[Records]
━━━━━━━━━━━━━━━━━━━━━━━━━━━━━━

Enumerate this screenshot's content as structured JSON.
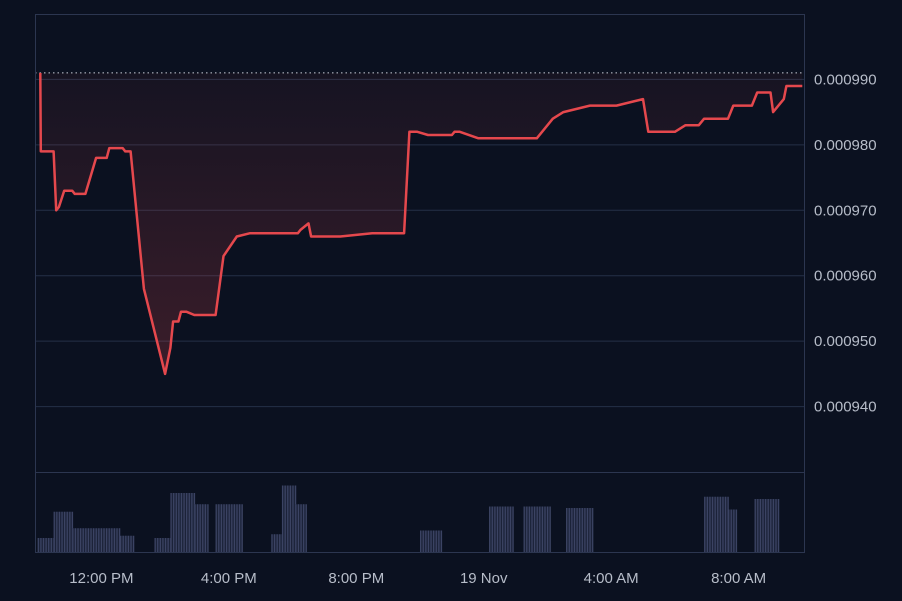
{
  "chart_data": {
    "type": "line",
    "title": "",
    "xlabel": "",
    "ylabel": "",
    "grid": true,
    "ylim": [
      0.00093,
      0.001
    ],
    "reference_line": 0.000991,
    "y_ticks": [
      "0.000940",
      "0.000950",
      "0.000960",
      "0.000970",
      "0.000980",
      "0.000990"
    ],
    "x_ticks": [
      "12:00 PM",
      "4:00 PM",
      "8:00 PM",
      "19 Nov",
      "4:00 AM",
      "8:00 AM"
    ],
    "colors": {
      "line": "#e5484d",
      "volume": "#3b4363",
      "grid": "#253047",
      "background": "#0b1120"
    },
    "series": [
      {
        "x": [
          "2024-11-18 10:05",
          "2024-11-18 10:06",
          "2024-11-18 10:30",
          "2024-11-18 10:35",
          "2024-11-18 10:40",
          "2024-11-18 10:50",
          "2024-11-18 11:05",
          "2024-11-18 11:10",
          "2024-11-18 11:30",
          "2024-11-18 11:50",
          "2024-11-18 12:10",
          "2024-11-18 12:15",
          "2024-11-18 12:40",
          "2024-11-18 12:45",
          "2024-11-18 12:55",
          "2024-11-18 13:20",
          "2024-11-18 14:00",
          "2024-11-18 14:10",
          "2024-11-18 14:15",
          "2024-11-18 14:25",
          "2024-11-18 14:30",
          "2024-11-18 14:35",
          "2024-11-18 14:40",
          "2024-11-18 14:55",
          "2024-11-18 15:20",
          "2024-11-18 15:35",
          "2024-11-18 15:50",
          "2024-11-18 16:15",
          "2024-11-18 16:40",
          "2024-11-18 17:25",
          "2024-11-18 18:10",
          "2024-11-18 18:15",
          "2024-11-18 18:30",
          "2024-11-18 18:35",
          "2024-11-18 19:30",
          "2024-11-18 20:30",
          "2024-11-18 21:30",
          "2024-11-18 21:40",
          "2024-11-18 21:45",
          "2024-11-18 21:55",
          "2024-11-18 22:15",
          "2024-11-18 23:00",
          "2024-11-18 23:05",
          "2024-11-18 23:15",
          "2024-11-18 23:50",
          "2024-11-19 00:10",
          "2024-11-19 00:20",
          "2024-11-19 00:45",
          "2024-11-19 01:10",
          "2024-11-19 01:40",
          "2024-11-19 02:10",
          "2024-11-19 02:30",
          "2024-11-19 03:20",
          "2024-11-19 04:10",
          "2024-11-19 05:00",
          "2024-11-19 05:10",
          "2024-11-19 06:00",
          "2024-11-19 06:20",
          "2024-11-19 06:30",
          "2024-11-19 06:45",
          "2024-11-19 06:55",
          "2024-11-19 07:15",
          "2024-11-19 07:40",
          "2024-11-19 07:50",
          "2024-11-19 08:25",
          "2024-11-19 08:35",
          "2024-11-19 09:00",
          "2024-11-19 09:05",
          "2024-11-19 09:25",
          "2024-11-19 09:30",
          "2024-11-19 09:35",
          "2024-11-19 09:45",
          "2024-11-19 10:00"
        ],
        "y": [
          0.000991,
          0.000979,
          0.000979,
          0.00097,
          0.0009705,
          0.000973,
          0.000973,
          0.0009725,
          0.0009725,
          0.000978,
          0.000978,
          0.0009795,
          0.0009795,
          0.000979,
          0.000979,
          0.000958,
          0.000945,
          0.000949,
          0.000953,
          0.000953,
          0.0009545,
          0.0009545,
          0.0009545,
          0.000954,
          0.000954,
          0.000954,
          0.000963,
          0.000966,
          0.0009665,
          0.0009665,
          0.0009665,
          0.000967,
          0.000968,
          0.000966,
          0.000966,
          0.0009665,
          0.0009665,
          0.000982,
          0.000982,
          0.000982,
          0.0009815,
          0.0009815,
          0.000982,
          0.000982,
          0.000981,
          0.000981,
          0.000981,
          0.000981,
          0.000981,
          0.000981,
          0.000984,
          0.000985,
          0.000986,
          0.000986,
          0.000987,
          0.000982,
          0.000982,
          0.000983,
          0.000983,
          0.000983,
          0.000984,
          0.000984,
          0.000984,
          0.000986,
          0.000986,
          0.000988,
          0.000988,
          0.000985,
          0.000987,
          0.000989,
          0.000989,
          0.000989,
          0.000989
        ]
      }
    ],
    "volume": [
      {
        "from": "2024-11-18 10:00",
        "to": "2024-11-18 10:30",
        "v": 0.2
      },
      {
        "from": "2024-11-18 10:30",
        "to": "2024-11-18 11:05",
        "v": 0.55
      },
      {
        "from": "2024-11-18 11:05",
        "to": "2024-11-18 12:35",
        "v": 0.33
      },
      {
        "from": "2024-11-18 12:35",
        "to": "2024-11-18 13:00",
        "v": 0.23
      },
      {
        "from": "2024-11-18 13:40",
        "to": "2024-11-18 14:10",
        "v": 0.2
      },
      {
        "from": "2024-11-18 14:10",
        "to": "2024-11-18 14:55",
        "v": 0.8
      },
      {
        "from": "2024-11-18 14:55",
        "to": "2024-11-18 15:20",
        "v": 0.65
      },
      {
        "from": "2024-11-18 15:35",
        "to": "2024-11-18 16:25",
        "v": 0.65
      },
      {
        "from": "2024-11-18 17:20",
        "to": "2024-11-18 17:40",
        "v": 0.25
      },
      {
        "from": "2024-11-18 17:40",
        "to": "2024-11-18 18:05",
        "v": 0.9
      },
      {
        "from": "2024-11-18 18:05",
        "to": "2024-11-18 18:25",
        "v": 0.65
      },
      {
        "from": "2024-11-18 22:00",
        "to": "2024-11-18 22:40",
        "v": 0.3
      },
      {
        "from": "2024-11-19 00:10",
        "to": "2024-11-19 00:55",
        "v": 0.62
      },
      {
        "from": "2024-11-19 01:15",
        "to": "2024-11-19 02:05",
        "v": 0.62
      },
      {
        "from": "2024-11-19 02:35",
        "to": "2024-11-19 03:25",
        "v": 0.6
      },
      {
        "from": "2024-11-19 06:55",
        "to": "2024-11-19 07:40",
        "v": 0.75
      },
      {
        "from": "2024-11-19 07:40",
        "to": "2024-11-19 07:55",
        "v": 0.58
      },
      {
        "from": "2024-11-19 08:30",
        "to": "2024-11-19 09:15",
        "v": 0.72
      }
    ]
  }
}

━━━━━━━━━━━━━━━━━━━━━━━━━━━━━━

- [Task directions] Transcribe the full listing above exactly, with the images removed.

- [Answer to this problem]
Enumerate this screenshot's content as structured JSON.
{
  "chart_data": {
    "type": "line",
    "title": "",
    "xlabel": "",
    "ylabel": "",
    "grid": true,
    "ylim": [
      0.00093,
      0.001
    ],
    "reference_line": 0.000991,
    "y_ticks": [
      "0.000940",
      "0.000950",
      "0.000960",
      "0.000970",
      "0.000980",
      "0.000990"
    ],
    "x_ticks": [
      "12:00 PM",
      "4:00 PM",
      "8:00 PM",
      "19 Nov",
      "4:00 AM",
      "8:00 AM"
    ],
    "colors": {
      "line": "#e5484d",
      "volume": "#3b4363",
      "grid": "#253047",
      "background": "#0b1120"
    },
    "series": [
      {
        "x": [
          "2024-11-18 10:05",
          "2024-11-18 10:06",
          "2024-11-18 10:30",
          "2024-11-18 10:35",
          "2024-11-18 10:40",
          "2024-11-18 10:50",
          "2024-11-18 11:05",
          "2024-11-18 11:10",
          "2024-11-18 11:30",
          "2024-11-18 11:50",
          "2024-11-18 12:10",
          "2024-11-18 12:15",
          "2024-11-18 12:40",
          "2024-11-18 12:45",
          "2024-11-18 12:55",
          "2024-11-18 13:20",
          "2024-11-18 14:00",
          "2024-11-18 14:10",
          "2024-11-18 14:15",
          "2024-11-18 14:25",
          "2024-11-18 14:30",
          "2024-11-18 14:35",
          "2024-11-18 14:40",
          "2024-11-18 14:55",
          "2024-11-18 15:20",
          "2024-11-18 15:35",
          "2024-11-18 15:50",
          "2024-11-18 16:15",
          "2024-11-18 16:40",
          "2024-11-18 17:25",
          "2024-11-18 18:10",
          "2024-11-18 18:15",
          "2024-11-18 18:30",
          "2024-11-18 18:35",
          "2024-11-18 19:30",
          "2024-11-18 20:30",
          "2024-11-18 21:30",
          "2024-11-18 21:40",
          "2024-11-18 21:45",
          "2024-11-18 21:55",
          "2024-11-18 22:15",
          "2024-11-18 23:00",
          "2024-11-18 23:05",
          "2024-11-18 23:15",
          "2024-11-18 23:50",
          "2024-11-19 00:10",
          "2024-11-19 00:20",
          "2024-11-19 00:45",
          "2024-11-19 01:10",
          "2024-11-19 01:40",
          "2024-11-19 02:10",
          "2024-11-19 02:30",
          "2024-11-19 03:20",
          "2024-11-19 04:10",
          "2024-11-19 05:00",
          "2024-11-19 05:10",
          "2024-11-19 06:00",
          "2024-11-19 06:20",
          "2024-11-19 06:30",
          "2024-11-19 06:45",
          "2024-11-19 06:55",
          "2024-11-19 07:15",
          "2024-11-19 07:40",
          "2024-11-19 07:50",
          "2024-11-19 08:25",
          "2024-11-19 08:35",
          "2024-11-19 09:00",
          "2024-11-19 09:05",
          "2024-11-19 09:25",
          "2024-11-19 09:30",
          "2024-11-19 09:35",
          "2024-11-19 09:45",
          "2024-11-19 10:00"
        ],
        "y": [
          0.000991,
          0.000979,
          0.000979,
          0.00097,
          0.0009705,
          0.000973,
          0.000973,
          0.0009725,
          0.0009725,
          0.000978,
          0.000978,
          0.0009795,
          0.0009795,
          0.000979,
          0.000979,
          0.000958,
          0.000945,
          0.000949,
          0.000953,
          0.000953,
          0.0009545,
          0.0009545,
          0.0009545,
          0.000954,
          0.000954,
          0.000954,
          0.000963,
          0.000966,
          0.0009665,
          0.0009665,
          0.0009665,
          0.000967,
          0.000968,
          0.000966,
          0.000966,
          0.0009665,
          0.0009665,
          0.000982,
          0.000982,
          0.000982,
          0.0009815,
          0.0009815,
          0.000982,
          0.000982,
          0.000981,
          0.000981,
          0.000981,
          0.000981,
          0.000981,
          0.000981,
          0.000984,
          0.000985,
          0.000986,
          0.000986,
          0.000987,
          0.000982,
          0.000982,
          0.000983,
          0.000983,
          0.000983,
          0.000984,
          0.000984,
          0.000984,
          0.000986,
          0.000986,
          0.000988,
          0.000988,
          0.000985,
          0.000987,
          0.000989,
          0.000989,
          0.000989,
          0.000989
        ]
      }
    ],
    "volume": [
      {
        "from": "2024-11-18 10:00",
        "to": "2024-11-18 10:30",
        "v": 0.2
      },
      {
        "from": "2024-11-18 10:30",
        "to": "2024-11-18 11:05",
        "v": 0.55
      },
      {
        "from": "2024-11-18 11:05",
        "to": "2024-11-18 12:35",
        "v": 0.33
      },
      {
        "from": "2024-11-18 12:35",
        "to": "2024-11-18 13:00",
        "v": 0.23
      },
      {
        "from": "2024-11-18 13:40",
        "to": "2024-11-18 14:10",
        "v": 0.2
      },
      {
        "from": "2024-11-18 14:10",
        "to": "2024-11-18 14:55",
        "v": 0.8
      },
      {
        "from": "2024-11-18 14:55",
        "to": "2024-11-18 15:20",
        "v": 0.65
      },
      {
        "from": "2024-11-18 15:35",
        "to": "2024-11-18 16:25",
        "v": 0.65
      },
      {
        "from": "2024-11-18 17:20",
        "to": "2024-11-18 17:40",
        "v": 0.25
      },
      {
        "from": "2024-11-18 17:40",
        "to": "2024-11-18 18:05",
        "v": 0.9
      },
      {
        "from": "2024-11-18 18:05",
        "to": "2024-11-18 18:25",
        "v": 0.65
      },
      {
        "from": "2024-11-18 22:00",
        "to": "2024-11-18 22:40",
        "v": 0.3
      },
      {
        "from": "2024-11-19 00:10",
        "to": "2024-11-19 00:55",
        "v": 0.62
      },
      {
        "from": "2024-11-19 01:15",
        "to": "2024-11-19 02:05",
        "v": 0.62
      },
      {
        "from": "2024-11-19 02:35",
        "to": "2024-11-19 03:25",
        "v": 0.6
      },
      {
        "from": "2024-11-19 06:55",
        "to": "2024-11-19 07:40",
        "v": 0.75
      },
      {
        "from": "2024-11-19 07:40",
        "to": "2024-11-19 07:55",
        "v": 0.58
      },
      {
        "from": "2024-11-19 08:30",
        "to": "2024-11-19 09:15",
        "v": 0.72
      }
    ]
  }
}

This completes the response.